(Data entries)

★ ★ ★ ★ ★

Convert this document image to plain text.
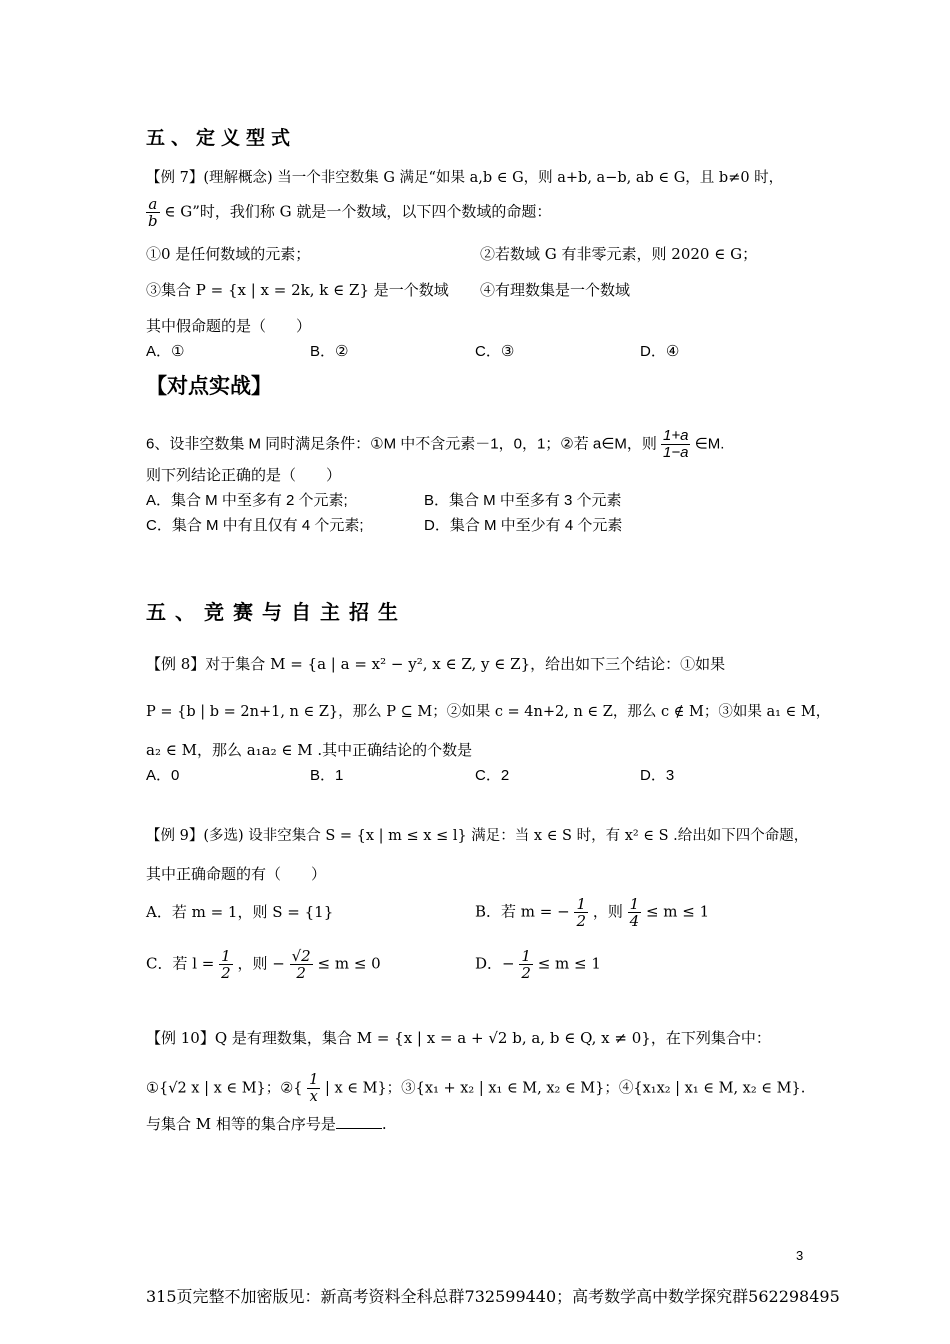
五、定义型式
【例 7】(理解概念) 当一个非空数集 G 满足“如果 a,b ∈ G，则 a+b, a−b, ab ∈ G，且 b≠0 时，
$\frac{a}{b}$ ∈ G”时，我们称 G 就是一个数域，以下四个数域的命题：
①0 是任何数域的元素；	②若数域 G 有非零元素，则 2020 ∈ G；
③集合 P = {x | x = 2k, k ∈ Z} 是一个数域 ④有理数集是一个数域
其中假命题的是（　　）
A．①	B．②	C．③	D．④
【对点实战】
6、设非空数集 M 同时满足条件：①M 中不含元素－1，0，1；②若 a∈M，则 $\frac{1+a}{1-a}$ ∈M.
则下列结论正确的是（　　）
A．集合 M 中至多有 2 个元素;	B．集合 M 中至多有 3 个元素
C．集合 M 中有且仅有 4 个元素;	D．集合 M 中至少有 4 个元素
五、竞赛与自主招生
【例 8】对于集合 M = {a | a = x² − y², x ∈ Z, y ∈ Z}，给出如下三个结论：①如果
P = {b | b = 2n+1, n ∈ Z}，那么 P ⊆ M；②如果 c = 4n+2, n ∈ Z，那么 c ∉ M；③如果 a₁ ∈ M，
a₂ ∈ M，那么 a₁a₂ ∈ M .其中正确结论的个数是
A．0	B．1	C．2	D．3
【例 9】(多选) 设非空集合 S = {x | m ≤ x ≤ l} 满足：当 x ∈ S 时，有 x² ∈ S .给出如下四个命题，
其中正确命题的有（　　）
A．若 m = 1，则 S = {1}	B．若 m = − $\frac{1}{2}$ ，则 $\frac{1}{4} \le m \le 1$
C．若 $l = \frac{1}{2}$ ，则 − $\frac{√2}{2} \le m \le 0$	D．− $\frac{1}{2} \le m \le 1$
【例 10】Q 是有理数集，集合 M = {x | x = a + √2 b, a, b ∈ Q, x ≠ 0}，在下列集合中：
①{√2 x | x ∈ M}；②{ $\frac{1}{x}$ | x ∈ M}；③{x₁ + x₂ | x₁ ∈ M, x₂ ∈ M}；④{x₁x₂ | x₁ ∈ M, x₂ ∈ M}.
与集合 M 相等的集合序号是	.
3
315页完整不加密版见：新高考资料全科总群732599440；高考数学高中数学探究群562298495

★ ★ ★ ★ ★

Skip the images and write out the rest of the listing exactly.

▶ [FINISHED ANSWER]:
Convert this document image to plain text.
五、定义型式
【例 7】(理解概念) 当一个非空数集 G 满足“如果 a,b ∈ G，则 a+b, a−b, ab ∈ G，且 b≠0 时，
$\frac{a}{b}$ ∈ G”时，我们称 G 就是一个数域，以下四个数域的命题：
①0 是任何数域的元素；	②若数域 G 有非零元素，则 2020 ∈ G；
③集合 P = {x | x = 2k, k ∈ Z} 是一个数域 ④有理数集是一个数域
其中假命题的是（　　）
A．①	B．②	C．③	D．④
【对点实战】
6、设非空数集 M 同时满足条件：①M 中不含元素－1，0，1；②若 a∈M，则 $\frac{1+a}{1-a}$ ∈M.
则下列结论正确的是（　　）
A．集合 M 中至多有 2 个元素;	B．集合 M 中至多有 3 个元素
C．集合 M 中有且仅有 4 个元素;	D．集合 M 中至少有 4 个元素
五、竞赛与自主招生
【例 8】对于集合 M = {a | a = x² − y², x ∈ Z, y ∈ Z}，给出如下三个结论：①如果
P = {b | b = 2n+1, n ∈ Z}，那么 P ⊆ M；②如果 c = 4n+2, n ∈ Z，那么 c ∉ M；③如果 a₁ ∈ M，
a₂ ∈ M，那么 a₁a₂ ∈ M .其中正确结论的个数是
A．0	B．1	C．2	D．3
【例 9】(多选) 设非空集合 S = {x | m ≤ x ≤ l} 满足：当 x ∈ S 时，有 x² ∈ S .给出如下四个命题，
其中正确命题的有（　　）
A．若 m = 1，则 S = {1}	B．若 m = − $\frac{1}{2}$ ，则 $\frac{1}{4} \le m \le 1$
C．若 $l = \frac{1}{2}$ ，则 − $\frac{√2}{2} \le m \le 0$	D．− $\frac{1}{2} \le m \le 1$
【例 10】Q 是有理数集，集合 M = {x | x = a + √2 b, a, b ∈ Q, x ≠ 0}，在下列集合中：
①{√2 x | x ∈ M}；②{ $\frac{1}{x}$ | x ∈ M}；③{x₁ + x₂ | x₁ ∈ M, x₂ ∈ M}；④{x₁x₂ | x₁ ∈ M, x₂ ∈ M}.
与集合 M 相等的集合序号是	.
3
315页完整不加密版见：新高考资料全科总群732599440；高考数学高中数学探究群562298495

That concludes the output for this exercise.